- [Task inputs]
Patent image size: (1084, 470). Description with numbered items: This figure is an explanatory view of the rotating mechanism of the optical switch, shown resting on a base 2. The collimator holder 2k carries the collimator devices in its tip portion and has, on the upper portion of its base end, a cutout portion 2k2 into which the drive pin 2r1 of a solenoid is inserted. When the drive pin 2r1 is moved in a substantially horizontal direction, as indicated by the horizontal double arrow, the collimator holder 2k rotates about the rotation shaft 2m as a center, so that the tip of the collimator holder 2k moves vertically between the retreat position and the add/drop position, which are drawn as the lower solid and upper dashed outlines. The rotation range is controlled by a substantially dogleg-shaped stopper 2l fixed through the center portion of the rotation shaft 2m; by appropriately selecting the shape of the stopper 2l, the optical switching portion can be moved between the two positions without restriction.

* * *

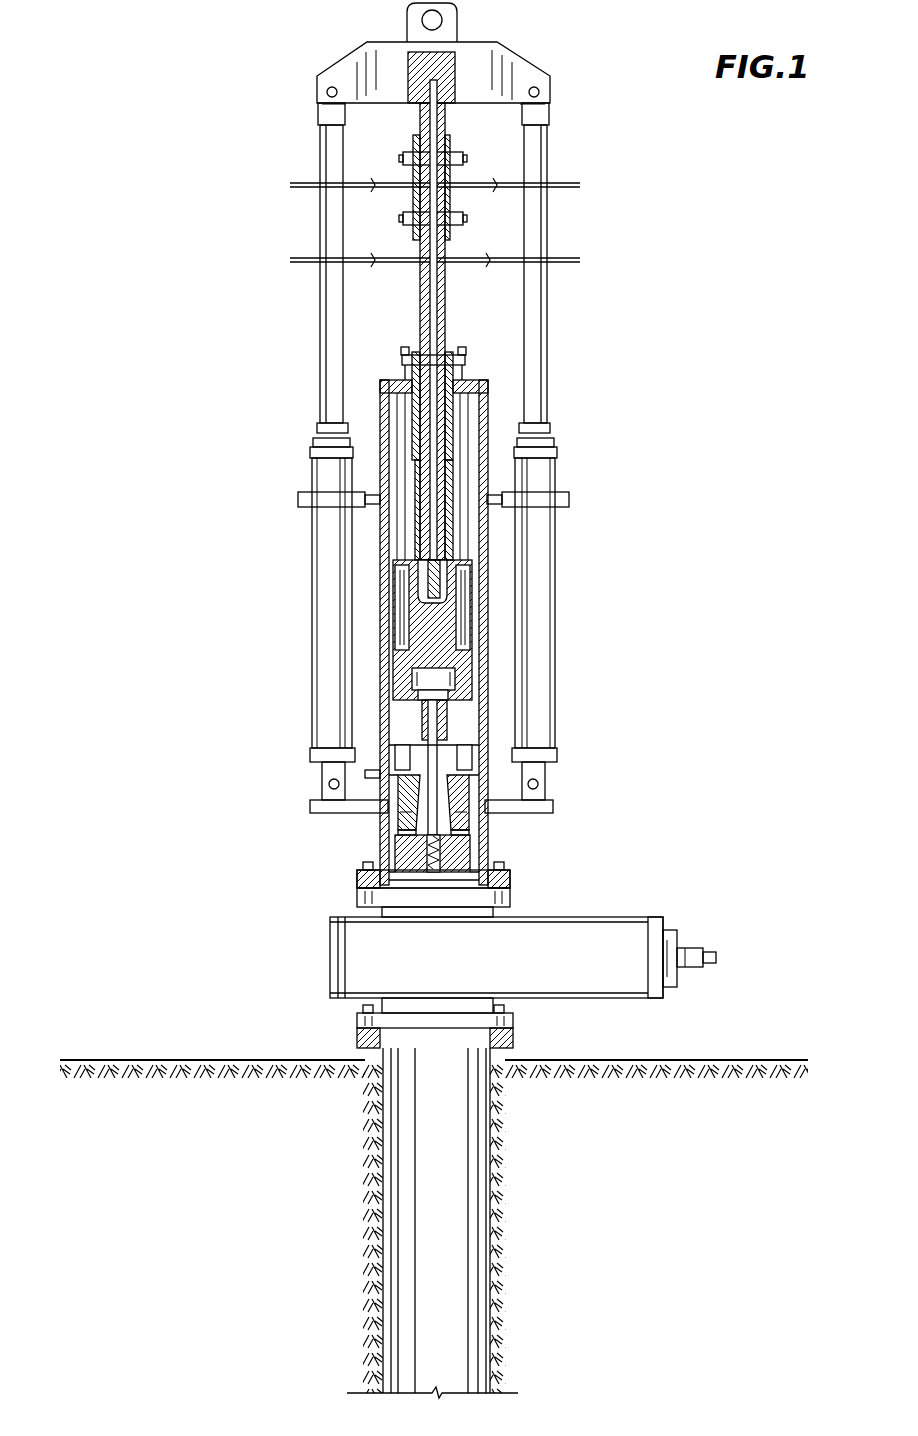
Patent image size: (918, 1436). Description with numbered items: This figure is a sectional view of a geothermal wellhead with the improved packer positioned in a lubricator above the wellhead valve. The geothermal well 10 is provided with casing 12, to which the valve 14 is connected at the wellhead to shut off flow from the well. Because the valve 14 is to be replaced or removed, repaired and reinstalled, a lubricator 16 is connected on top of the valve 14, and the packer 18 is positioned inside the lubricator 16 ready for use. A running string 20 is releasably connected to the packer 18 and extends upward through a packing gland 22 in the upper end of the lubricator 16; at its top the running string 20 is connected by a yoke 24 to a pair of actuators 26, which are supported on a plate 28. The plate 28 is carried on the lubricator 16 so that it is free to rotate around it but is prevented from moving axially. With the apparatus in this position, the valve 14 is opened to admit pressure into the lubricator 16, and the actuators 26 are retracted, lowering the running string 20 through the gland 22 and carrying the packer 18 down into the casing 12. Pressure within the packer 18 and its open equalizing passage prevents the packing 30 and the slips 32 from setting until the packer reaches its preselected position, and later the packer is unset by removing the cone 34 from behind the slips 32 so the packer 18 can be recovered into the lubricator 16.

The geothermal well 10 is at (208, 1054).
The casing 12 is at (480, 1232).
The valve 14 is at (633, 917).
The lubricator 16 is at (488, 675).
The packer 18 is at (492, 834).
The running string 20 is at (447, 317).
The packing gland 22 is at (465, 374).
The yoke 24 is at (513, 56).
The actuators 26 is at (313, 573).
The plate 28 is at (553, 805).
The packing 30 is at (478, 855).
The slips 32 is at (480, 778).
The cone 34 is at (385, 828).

- [Work required] Count how many lines of the data above contain the word "geothermal". Give only the number.

- [Problem solution] 2